== Aim of the exercise ==
Pictures do not belong in the copy. Write out exactly the lines from the one containing "Give me the" through the end of the data.

Entries with figure data
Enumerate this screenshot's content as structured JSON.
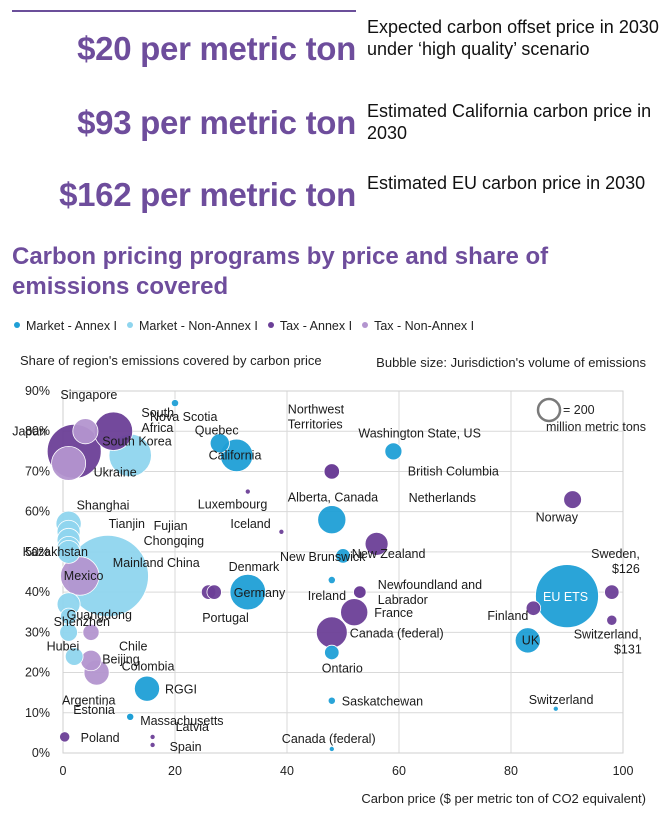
{
  "highlights": [
    {
      "price": "$20 per metric ton",
      "description": "Expected carbon offset price in 2030 under ‘high quality’ scenario"
    },
    {
      "price": "$93 per metric ton",
      "description": "Estimated California carbon price in 2030"
    },
    {
      "price": "$162 per metric ton",
      "description": "Estimated EU carbon price in 2030"
    }
  ],
  "chart_data": {
    "type": "scatter",
    "title": "Carbon pricing programs by price and share of emissions covered",
    "xlabel": "Carbon price ($ per metric ton of CO2 equivalent)",
    "ylabel": "Share of region's emissions covered by carbon price",
    "size_note": "Bubble size: Jurisdiction's volume of emissions",
    "size_legend_label": "= 200 million metric tons",
    "xlim": [
      0,
      100
    ],
    "ylim": [
      0,
      90
    ],
    "x_ticks": [
      "0",
      "20",
      "40",
      "60",
      "80",
      "100"
    ],
    "y_ticks": [
      "0%",
      "10%",
      "20%",
      "30%",
      "40%",
      "50%",
      "60%",
      "70%",
      "80%",
      "90%"
    ],
    "grid": true,
    "legend_position": "top",
    "series": [
      {
        "name": "Market - Annex I",
        "color": "#1f9fd6"
      },
      {
        "name": "Market - Non-Annex I",
        "color": "#8fd5ee"
      },
      {
        "name": "Tax - Annex I",
        "color": "#6b3f97"
      },
      {
        "name": "Tax - Non-Annex I",
        "color": "#b395cf"
      }
    ],
    "points": [
      {
        "label": "Singapore",
        "x": 4,
        "y": 80,
        "size": 1.2,
        "series": 3
      },
      {
        "label": "South Africa",
        "x": 9,
        "y": 80,
        "size": 2.8,
        "series": 2
      },
      {
        "label": "Japan",
        "x": 2,
        "y": 75,
        "size": 5.5,
        "series": 2
      },
      {
        "label": "South Korea",
        "x": 12,
        "y": 74,
        "size": 3.4,
        "series": 1
      },
      {
        "label": "Ukraine",
        "x": 1,
        "y": 72,
        "size": 2.2,
        "series": 3
      },
      {
        "label": "Nova Scotia",
        "x": 20,
        "y": 87,
        "size": 0.1,
        "series": 0
      },
      {
        "label": "Quebec",
        "x": 28,
        "y": 77,
        "size": 0.7,
        "series": 0
      },
      {
        "label": "California",
        "x": 31,
        "y": 74,
        "size": 2.0,
        "series": 0
      },
      {
        "label": "Luxembourg",
        "x": 33,
        "y": 65,
        "size": 0.05,
        "series": 2
      },
      {
        "label": "Northwest Territories",
        "x": 48,
        "y": 70,
        "size": 0.45,
        "series": 2
      },
      {
        "label": "Washington State, US",
        "x": 59,
        "y": 75,
        "size": 0.55,
        "series": 0
      },
      {
        "label": "British Columbia",
        "x": 48,
        "y": 70,
        "size": 0.45,
        "series": 2
      },
      {
        "label": "Alberta, Canada",
        "x": 48,
        "y": 58,
        "size": 1.5,
        "series": 0
      },
      {
        "label": "Netherlands",
        "x": 56,
        "y": 52,
        "size": 1.0,
        "series": 2
      },
      {
        "label": "Norway",
        "x": 91,
        "y": 63,
        "size": 0.6,
        "series": 2
      },
      {
        "label": "Shanghai",
        "x": 1,
        "y": 57,
        "size": 1.2,
        "series": 1
      },
      {
        "label": "Tianjin",
        "x": 1,
        "y": 55,
        "size": 1.0,
        "series": 1
      },
      {
        "label": "Fujian",
        "x": 1,
        "y": 53,
        "size": 1.0,
        "series": 1
      },
      {
        "label": "Chongqing",
        "x": 1,
        "y": 51,
        "size": 1.0,
        "series": 1
      },
      {
        "label": "Kazakhstan",
        "x": 1,
        "y": 50,
        "size": 1.0,
        "series": 1
      },
      {
        "label": "Mainland China",
        "x": 8,
        "y": 44,
        "size": 12.5,
        "series": 1
      },
      {
        "label": "Mexico",
        "x": 3,
        "y": 44,
        "size": 2.8,
        "series": 3
      },
      {
        "label": "Guangdong",
        "x": 1,
        "y": 37,
        "size": 1.0,
        "series": 1
      },
      {
        "label": "Shenzhen",
        "x": 1,
        "y": 34,
        "size": 0.5,
        "series": 1
      },
      {
        "label": "Iceland",
        "x": 39,
        "y": 55,
        "size": 0.05,
        "series": 2
      },
      {
        "label": "Denmark",
        "x": 26,
        "y": 40,
        "size": 0.4,
        "series": 2
      },
      {
        "label": "Germany",
        "x": 33,
        "y": 40,
        "size": 2.4,
        "series": 0
      },
      {
        "label": "Portugal",
        "x": 27,
        "y": 40,
        "size": 0.4,
        "series": 2
      },
      {
        "label": "New Brunswick",
        "x": 50,
        "y": 49,
        "size": 0.4,
        "series": 0
      },
      {
        "label": "Ireland",
        "x": 48,
        "y": 43,
        "size": 0.1,
        "series": 0
      },
      {
        "label": "New Zealand",
        "x": 53,
        "y": 40,
        "size": 0.3,
        "series": 2
      },
      {
        "label": "Newfoundland and Labrador",
        "x": 53,
        "y": 40,
        "size": 0.3,
        "series": 2
      },
      {
        "label": "France",
        "x": 52,
        "y": 35,
        "size": 1.4,
        "series": 2
      },
      {
        "label": "Canada (federal)",
        "x": 48,
        "y": 30,
        "size": 1.8,
        "series": 2
      },
      {
        "label": "Ontario",
        "x": 48,
        "y": 25,
        "size": 0.4,
        "series": 0
      },
      {
        "label": "Sweden, $126",
        "x": 98,
        "y": 40,
        "size": 0.4,
        "series": 2
      },
      {
        "label": "EU ETS",
        "x": 90,
        "y": 39,
        "size": 7.5,
        "series": 0
      },
      {
        "label": "Finland",
        "x": 84,
        "y": 36,
        "size": 0.4,
        "series": 2
      },
      {
        "label": "UK",
        "x": 83,
        "y": 28,
        "size": 1.2,
        "series": 0
      },
      {
        "label": "Switzerland, $131",
        "x": 98,
        "y": 33,
        "size": 0.2,
        "series": 2
      },
      {
        "label": "Hubei",
        "x": 1,
        "y": 30,
        "size": 0.6,
        "series": 1
      },
      {
        "label": "Chile",
        "x": 5,
        "y": 30,
        "size": 0.5,
        "series": 3
      },
      {
        "label": "Beijing",
        "x": 2,
        "y": 24,
        "size": 0.6,
        "series": 1
      },
      {
        "label": "Colombia",
        "x": 6,
        "y": 20,
        "size": 1.2,
        "series": 3
      },
      {
        "label": "Argentina",
        "x": 5,
        "y": 23,
        "size": 0.8,
        "series": 3
      },
      {
        "label": "RGGI",
        "x": 15,
        "y": 16,
        "size": 1.2,
        "series": 0
      },
      {
        "label": "Estonia",
        "x": 12,
        "y": 9,
        "size": 0.1,
        "series": 0
      },
      {
        "label": "Massachusetts",
        "x": 12,
        "y": 9,
        "size": 0.1,
        "series": 0
      },
      {
        "label": "Saskatchewan",
        "x": 48,
        "y": 13,
        "size": 0.1,
        "series": 0
      },
      {
        "label": "Switzerland",
        "x": 88,
        "y": 11,
        "size": 0.05,
        "series": 0
      },
      {
        "label": "Poland",
        "x": 0.3,
        "y": 4,
        "size": 0.2,
        "series": 2
      },
      {
        "label": "Latvia",
        "x": 16,
        "y": 4,
        "size": 0.05,
        "series": 2
      },
      {
        "label": "Spain",
        "x": 16,
        "y": 2,
        "size": 0.05,
        "series": 2
      },
      {
        "label": "Canada (federal)",
        "x": 48,
        "y": 1,
        "size": 0.05,
        "series": 0
      }
    ]
  }
}
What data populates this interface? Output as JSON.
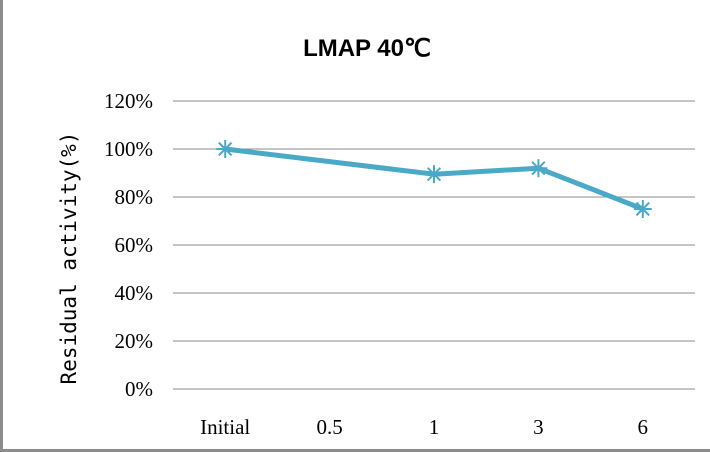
{
  "chart_data": {
    "type": "line",
    "title": "LMAP 40℃",
    "ylabel": "Residual activity(%)",
    "xlabel": "",
    "categories": [
      "Initial",
      "0.5",
      "1",
      "3",
      "6"
    ],
    "y_ticks": [
      "0%",
      "20%",
      "40%",
      "60%",
      "80%",
      "100%",
      "120%"
    ],
    "ylim": [
      0,
      120
    ],
    "grid": true,
    "legend": "none",
    "series": [
      {
        "points": [
          {
            "x": "Initial",
            "y": 100
          },
          {
            "x": "1",
            "y": 89.5
          },
          {
            "x": "3",
            "y": 92
          },
          {
            "x": "6",
            "y": 75
          }
        ]
      }
    ],
    "colors": {
      "series": "#4ba9c8",
      "grid": "#8c8c8c"
    }
  }
}
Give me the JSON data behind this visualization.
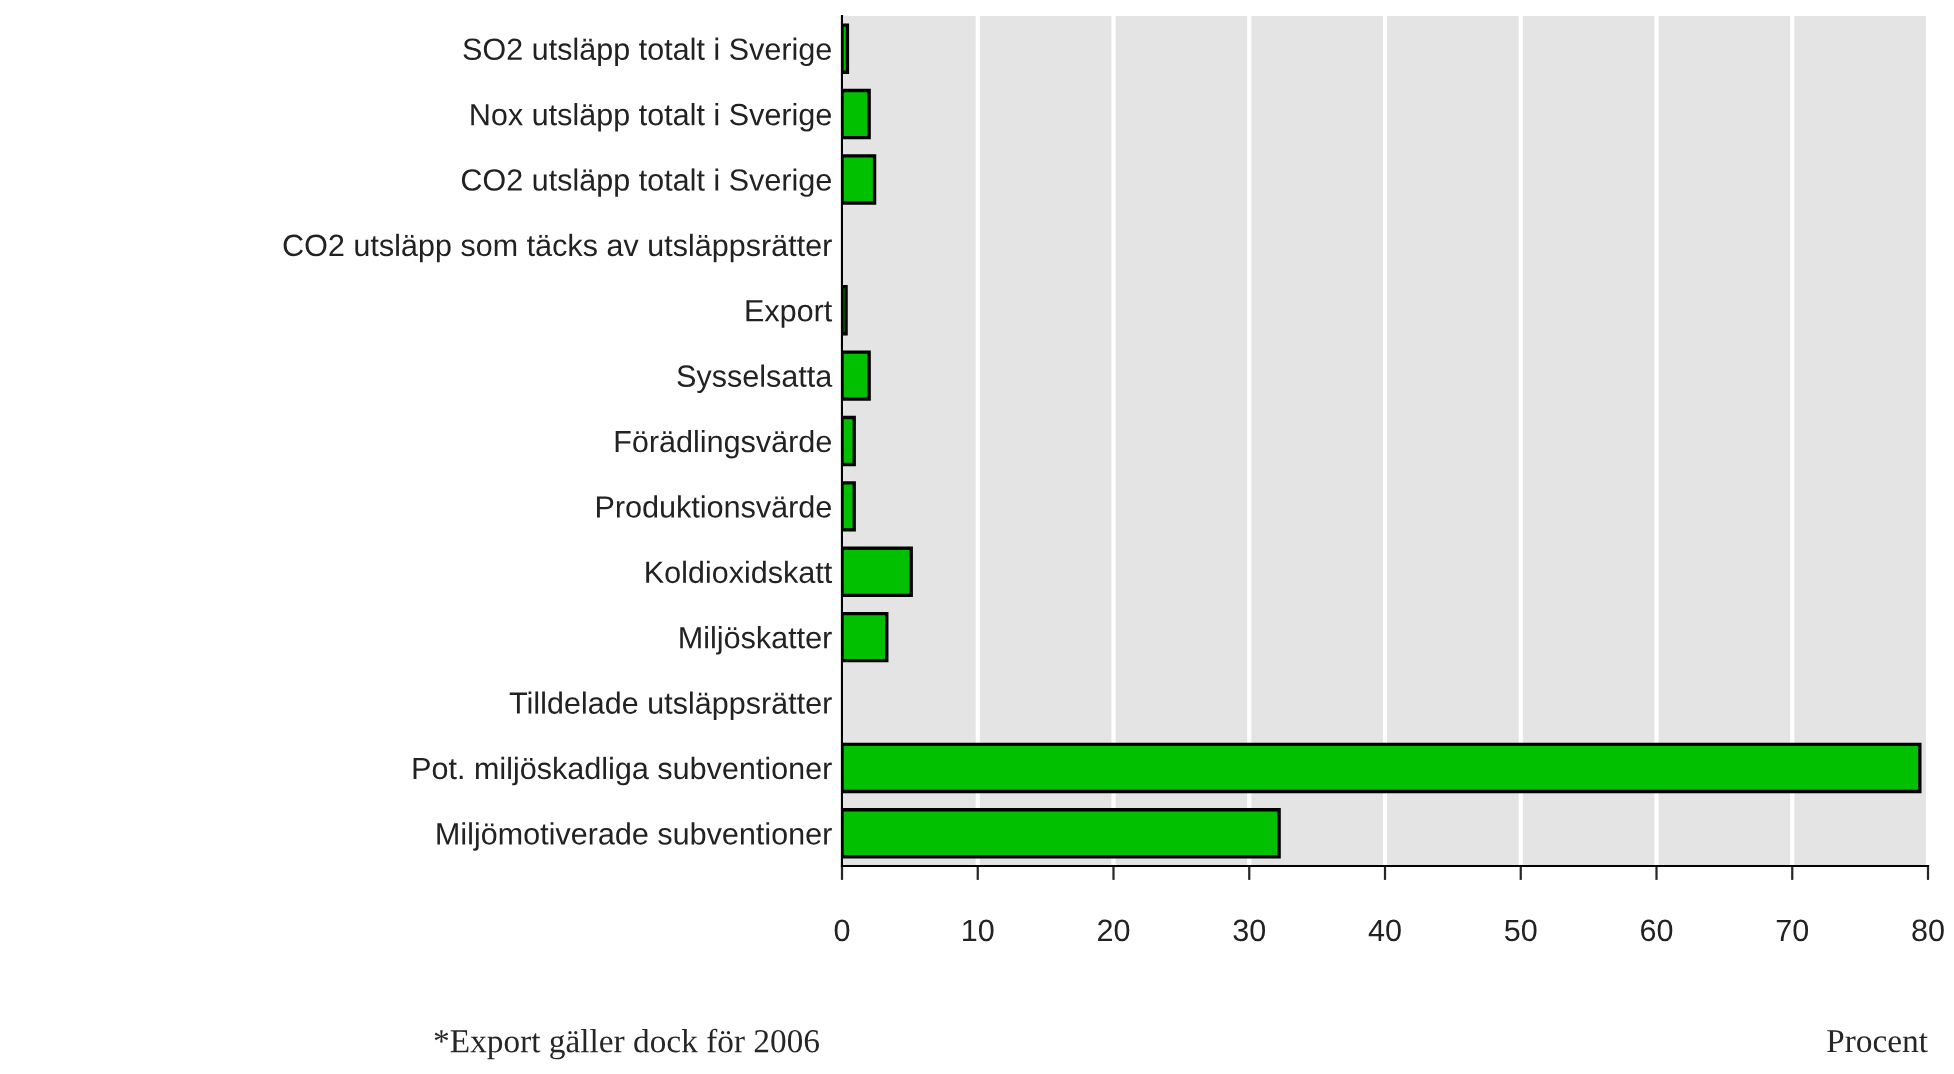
{
  "chart_data": {
    "type": "bar",
    "orientation": "horizontal",
    "xlabel": "Procent",
    "categories": [
      "SO2 utsläpp totalt i Sverige",
      "Nox utsläpp totalt i Sverige",
      "CO2 utsläpp totalt i Sverige",
      "CO2 utsläpp som täcks av utsläppsrätter",
      "Export",
      "Sysselsatta",
      "Förädlingsvärde",
      "Produktionsvärde",
      "Koldioxidskatt",
      "Miljöskatter",
      "Tilldelade utsläppsrätter",
      "Pot. miljöskadliga subventioner",
      "Miljömotiverade subventioner"
    ],
    "values": [
      0.4,
      2.0,
      2.4,
      0,
      0.3,
      2.0,
      0.9,
      0.9,
      5.1,
      3.3,
      0,
      79.4,
      32.2
    ],
    "color": "#00c000",
    "xlim": [
      0,
      80
    ],
    "xticks": [
      0,
      10,
      20,
      30,
      40,
      50,
      60,
      70,
      80
    ],
    "grid": "x",
    "annotations": [
      "*Export gäller dock för 2006"
    ]
  }
}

== Exercise answer ==
Give me the JSON data behind this visualization.
{
  "chart_data": {
    "type": "bar",
    "orientation": "horizontal",
    "xlabel": "Procent",
    "categories": [
      "SO2 utsläpp totalt i Sverige",
      "Nox utsläpp totalt i Sverige",
      "CO2 utsläpp totalt i Sverige",
      "CO2 utsläpp som täcks av utsläppsrätter",
      "Export",
      "Sysselsatta",
      "Förädlingsvärde",
      "Produktionsvärde",
      "Koldioxidskatt",
      "Miljöskatter",
      "Tilldelade utsläppsrätter",
      "Pot. miljöskadliga subventioner",
      "Miljömotiverade subventioner"
    ],
    "values": [
      0.4,
      2.0,
      2.4,
      0,
      0.3,
      2.0,
      0.9,
      0.9,
      5.1,
      3.3,
      0,
      79.4,
      32.2
    ],
    "color": "#00c000",
    "xlim": [
      0,
      80
    ],
    "xticks": [
      0,
      10,
      20,
      30,
      40,
      50,
      60,
      70,
      80
    ],
    "grid": "x",
    "annotations": [
      "*Export gäller dock för 2006"
    ]
  }
}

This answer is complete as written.